*** Opening MATERIAL FOR THIS TASK ***

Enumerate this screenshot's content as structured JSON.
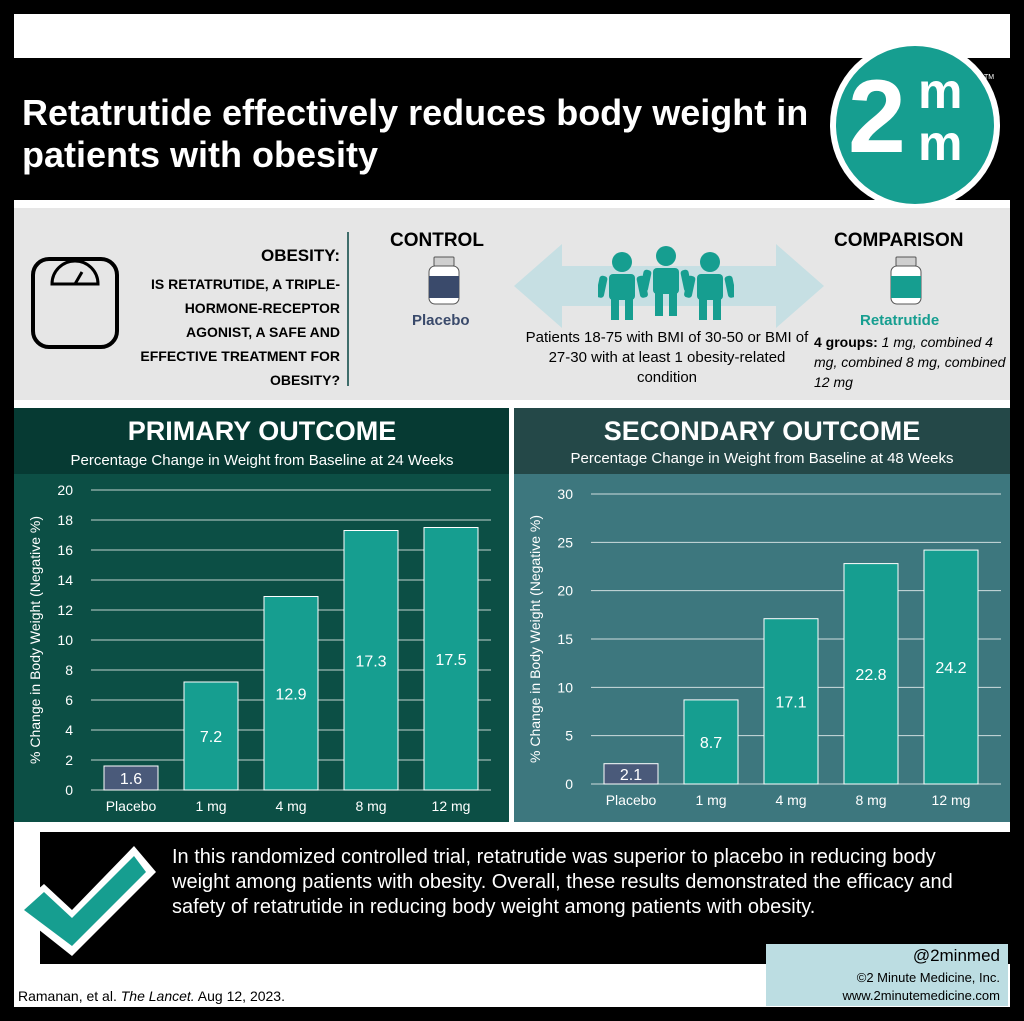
{
  "header": {
    "title": "Retatrutide effectively reduces body weight in patients with obesity",
    "logo_digit": "2",
    "logo_letter_top": "m",
    "logo_letter_bottom": "m",
    "logo_tm": "TM"
  },
  "design": {
    "question_title": "OBESITY:",
    "question_text": "IS RETATRUTIDE, A TRIPLE-HORMONE-RECEPTOR AGONIST, A SAFE AND EFFECTIVE TREATMENT FOR OBESITY?",
    "control_label": "CONTROL",
    "placebo_label": "Placebo",
    "population": "Patients 18-75 with BMI of 30-50 or BMI of 27-30 with at least 1 obesity-related condition",
    "comparison_label": "COMPARISON",
    "treatment_label": "Retatrutide",
    "groups_prefix": "4 groups:",
    "groups_detail": " 1 mg, combined 4 mg, combined 8 mg, combined 12 mg"
  },
  "colors": {
    "teal": "#169e90",
    "placebo_bar": "#4a5a7a",
    "primary_bg": "#0c4f45",
    "secondary_bg": "#3d777e"
  },
  "chart_data": [
    {
      "type": "bar",
      "title": "PRIMARY OUTCOME",
      "subtitle": "Percentage Change in Weight from Baseline at 24 Weeks",
      "ylabel": "% Change in Body Weight (Negative %)",
      "categories": [
        "Placebo",
        "1 mg",
        "4 mg",
        "8 mg",
        "12 mg"
      ],
      "values": [
        1.6,
        7.2,
        12.9,
        17.3,
        17.5
      ],
      "value_labels": [
        "1.6",
        "7.2",
        "12.9",
        "17.3",
        "17.5"
      ],
      "ylim": [
        0,
        20
      ],
      "yticks": [
        0,
        2,
        4,
        6,
        8,
        10,
        12,
        14,
        16,
        18,
        20
      ],
      "grid": true
    },
    {
      "type": "bar",
      "title": "SECONDARY OUTCOME",
      "subtitle": "Percentage Change in Weight from Baseline at 48 Weeks",
      "ylabel": "% Change in Body Weight (Negative %)",
      "categories": [
        "Placebo",
        "1 mg",
        "4 mg",
        "8 mg",
        "12 mg"
      ],
      "values": [
        2.1,
        8.7,
        17.1,
        22.8,
        24.2
      ],
      "value_labels": [
        "2.1",
        "8.7",
        "17.1",
        "22.8",
        "24.2"
      ],
      "ylim": [
        0,
        30
      ],
      "yticks": [
        0,
        5,
        10,
        15,
        20,
        25,
        30
      ],
      "grid": true
    }
  ],
  "conclusion": "In this randomized controlled trial, retatrutide was superior to placebo in reducing body weight among patients with obesity. Overall, these results demonstrated the efficacy and safety of retatrutide in reducing body weight among patients with obesity.",
  "footer": {
    "citation_authors": "Ramanan, et al. ",
    "citation_journal": "The Lancet.",
    "citation_date": " Aug 12, 2023.",
    "handle": "@2minmed",
    "copyright": "©2 Minute Medicine, Inc.",
    "url": "www.2minutemedicine.com"
  }
}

*** Closing MATERIAL FOR THIS TASK ***

**TASK REQUIREMENTS**
Go through the records and gather the lines that hold "subtitle".

**SOLUTION TO THE PROBLEM**
      "subtitle": "Percentage Change in Weight from Baseline at 24 Weeks",
      "subtitle": "Percentage Change in Weight from Baseline at 48 Weeks",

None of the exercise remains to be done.